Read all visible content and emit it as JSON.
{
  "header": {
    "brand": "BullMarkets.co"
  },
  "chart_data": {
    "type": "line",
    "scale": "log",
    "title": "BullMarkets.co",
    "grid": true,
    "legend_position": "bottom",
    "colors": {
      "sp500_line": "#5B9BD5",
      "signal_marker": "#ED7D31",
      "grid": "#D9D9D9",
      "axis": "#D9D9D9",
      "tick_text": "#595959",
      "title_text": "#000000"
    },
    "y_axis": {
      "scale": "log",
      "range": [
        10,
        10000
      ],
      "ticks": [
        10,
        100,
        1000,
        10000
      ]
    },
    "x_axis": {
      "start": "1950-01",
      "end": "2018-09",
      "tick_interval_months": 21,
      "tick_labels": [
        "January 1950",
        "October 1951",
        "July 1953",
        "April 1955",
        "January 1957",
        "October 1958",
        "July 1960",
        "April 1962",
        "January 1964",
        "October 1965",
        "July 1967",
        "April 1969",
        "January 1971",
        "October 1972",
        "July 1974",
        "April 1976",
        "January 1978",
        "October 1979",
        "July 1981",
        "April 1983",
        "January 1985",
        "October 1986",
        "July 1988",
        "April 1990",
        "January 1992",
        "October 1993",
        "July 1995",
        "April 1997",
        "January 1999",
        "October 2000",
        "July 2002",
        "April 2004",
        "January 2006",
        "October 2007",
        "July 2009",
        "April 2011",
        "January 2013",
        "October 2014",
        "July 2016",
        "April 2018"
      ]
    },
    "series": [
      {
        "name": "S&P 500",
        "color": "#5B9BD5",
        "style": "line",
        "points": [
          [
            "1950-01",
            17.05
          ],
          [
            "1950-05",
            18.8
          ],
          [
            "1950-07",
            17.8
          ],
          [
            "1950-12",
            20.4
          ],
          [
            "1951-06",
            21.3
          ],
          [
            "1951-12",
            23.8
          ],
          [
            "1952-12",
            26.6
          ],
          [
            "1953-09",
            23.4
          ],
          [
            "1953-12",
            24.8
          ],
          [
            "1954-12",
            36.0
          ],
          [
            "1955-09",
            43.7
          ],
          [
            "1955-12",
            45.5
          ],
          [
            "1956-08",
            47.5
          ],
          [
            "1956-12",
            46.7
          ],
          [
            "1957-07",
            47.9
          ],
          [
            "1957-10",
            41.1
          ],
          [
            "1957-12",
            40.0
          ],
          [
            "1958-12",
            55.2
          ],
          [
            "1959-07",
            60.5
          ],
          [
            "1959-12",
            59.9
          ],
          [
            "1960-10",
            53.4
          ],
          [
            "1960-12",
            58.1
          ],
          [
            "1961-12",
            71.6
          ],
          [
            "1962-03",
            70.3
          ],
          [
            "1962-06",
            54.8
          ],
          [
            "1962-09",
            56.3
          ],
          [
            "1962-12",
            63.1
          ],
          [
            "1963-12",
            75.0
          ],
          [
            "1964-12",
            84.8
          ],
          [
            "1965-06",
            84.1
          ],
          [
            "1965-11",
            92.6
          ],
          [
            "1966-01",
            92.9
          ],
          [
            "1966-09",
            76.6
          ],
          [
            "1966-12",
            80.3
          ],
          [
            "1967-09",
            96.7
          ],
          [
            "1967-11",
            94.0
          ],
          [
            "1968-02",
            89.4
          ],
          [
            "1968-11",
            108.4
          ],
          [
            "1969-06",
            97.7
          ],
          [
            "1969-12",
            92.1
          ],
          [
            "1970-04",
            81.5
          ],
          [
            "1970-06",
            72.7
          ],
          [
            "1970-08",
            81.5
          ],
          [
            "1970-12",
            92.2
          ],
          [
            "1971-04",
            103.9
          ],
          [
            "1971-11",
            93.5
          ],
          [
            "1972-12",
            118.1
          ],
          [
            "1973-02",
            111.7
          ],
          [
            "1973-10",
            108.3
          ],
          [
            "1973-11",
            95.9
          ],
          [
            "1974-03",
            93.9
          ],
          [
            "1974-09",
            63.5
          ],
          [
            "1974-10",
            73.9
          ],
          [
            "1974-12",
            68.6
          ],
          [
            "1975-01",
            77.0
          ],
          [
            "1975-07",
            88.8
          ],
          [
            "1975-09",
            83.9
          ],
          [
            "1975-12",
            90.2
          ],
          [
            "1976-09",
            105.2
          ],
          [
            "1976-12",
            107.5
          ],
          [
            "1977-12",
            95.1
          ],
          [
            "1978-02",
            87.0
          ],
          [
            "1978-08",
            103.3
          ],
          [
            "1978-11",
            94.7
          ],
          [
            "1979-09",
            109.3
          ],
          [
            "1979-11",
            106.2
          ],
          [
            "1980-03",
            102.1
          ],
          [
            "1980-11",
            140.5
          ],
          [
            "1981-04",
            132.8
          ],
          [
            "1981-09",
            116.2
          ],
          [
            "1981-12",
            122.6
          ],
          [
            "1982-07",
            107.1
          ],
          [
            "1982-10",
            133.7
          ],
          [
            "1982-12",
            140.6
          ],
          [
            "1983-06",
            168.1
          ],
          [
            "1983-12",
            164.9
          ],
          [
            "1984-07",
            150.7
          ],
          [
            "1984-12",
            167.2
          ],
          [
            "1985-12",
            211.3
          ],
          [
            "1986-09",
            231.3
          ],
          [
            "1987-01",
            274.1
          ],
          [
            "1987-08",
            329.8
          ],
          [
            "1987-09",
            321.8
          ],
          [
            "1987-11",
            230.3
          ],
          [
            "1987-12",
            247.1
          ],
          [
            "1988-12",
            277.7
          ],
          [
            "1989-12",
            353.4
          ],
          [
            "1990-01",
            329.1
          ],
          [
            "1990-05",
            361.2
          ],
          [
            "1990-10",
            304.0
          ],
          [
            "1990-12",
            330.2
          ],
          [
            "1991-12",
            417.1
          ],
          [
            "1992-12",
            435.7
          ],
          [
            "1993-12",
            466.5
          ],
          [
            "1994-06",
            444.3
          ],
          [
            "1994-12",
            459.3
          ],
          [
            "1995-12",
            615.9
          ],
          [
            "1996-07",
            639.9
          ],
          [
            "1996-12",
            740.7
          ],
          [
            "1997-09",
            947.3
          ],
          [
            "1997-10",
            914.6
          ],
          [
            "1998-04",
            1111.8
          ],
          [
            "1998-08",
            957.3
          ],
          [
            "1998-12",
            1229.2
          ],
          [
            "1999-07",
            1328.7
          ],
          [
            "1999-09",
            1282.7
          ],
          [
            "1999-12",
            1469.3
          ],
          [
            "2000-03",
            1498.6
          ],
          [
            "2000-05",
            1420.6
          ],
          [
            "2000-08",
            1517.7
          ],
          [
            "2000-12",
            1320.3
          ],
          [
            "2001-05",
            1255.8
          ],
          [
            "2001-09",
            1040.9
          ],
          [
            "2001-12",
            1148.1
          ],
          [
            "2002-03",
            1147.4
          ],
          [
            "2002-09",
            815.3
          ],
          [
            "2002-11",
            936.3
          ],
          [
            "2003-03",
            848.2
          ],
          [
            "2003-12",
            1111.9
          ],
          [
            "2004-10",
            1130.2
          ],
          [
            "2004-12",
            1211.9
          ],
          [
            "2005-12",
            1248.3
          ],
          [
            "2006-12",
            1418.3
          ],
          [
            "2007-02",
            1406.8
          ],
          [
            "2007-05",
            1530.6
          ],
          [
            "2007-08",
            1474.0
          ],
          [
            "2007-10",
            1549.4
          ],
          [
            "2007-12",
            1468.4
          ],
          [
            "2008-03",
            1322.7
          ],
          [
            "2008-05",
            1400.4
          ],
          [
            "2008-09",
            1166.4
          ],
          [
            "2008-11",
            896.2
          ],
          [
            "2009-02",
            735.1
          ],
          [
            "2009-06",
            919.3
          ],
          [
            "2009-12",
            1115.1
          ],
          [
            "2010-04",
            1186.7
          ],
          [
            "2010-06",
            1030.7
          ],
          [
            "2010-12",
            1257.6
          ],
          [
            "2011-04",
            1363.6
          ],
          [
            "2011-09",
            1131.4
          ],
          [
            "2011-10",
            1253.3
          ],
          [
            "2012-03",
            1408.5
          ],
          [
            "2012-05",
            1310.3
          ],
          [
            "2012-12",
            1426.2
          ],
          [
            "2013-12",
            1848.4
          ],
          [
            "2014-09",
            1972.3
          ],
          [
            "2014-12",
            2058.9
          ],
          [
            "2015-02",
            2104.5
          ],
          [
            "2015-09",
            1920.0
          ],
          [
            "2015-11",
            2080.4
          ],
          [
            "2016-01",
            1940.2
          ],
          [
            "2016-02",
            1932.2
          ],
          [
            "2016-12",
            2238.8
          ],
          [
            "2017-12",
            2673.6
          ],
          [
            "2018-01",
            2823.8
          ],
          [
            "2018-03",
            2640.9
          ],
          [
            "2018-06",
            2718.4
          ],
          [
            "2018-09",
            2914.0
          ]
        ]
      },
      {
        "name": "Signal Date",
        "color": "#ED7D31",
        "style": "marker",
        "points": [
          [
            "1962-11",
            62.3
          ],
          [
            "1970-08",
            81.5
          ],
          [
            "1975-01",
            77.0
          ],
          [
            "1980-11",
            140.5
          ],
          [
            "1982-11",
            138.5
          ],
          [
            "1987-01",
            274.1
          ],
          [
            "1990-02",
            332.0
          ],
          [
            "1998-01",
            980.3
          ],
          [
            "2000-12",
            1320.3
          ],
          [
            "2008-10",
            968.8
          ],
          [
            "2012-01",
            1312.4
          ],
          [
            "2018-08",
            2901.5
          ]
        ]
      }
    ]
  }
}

::::::::::

(Instructions to follow):
Give the number of lines above in which the word "BullMarkets" occurs, with nothing else.

(Solution for this task):
2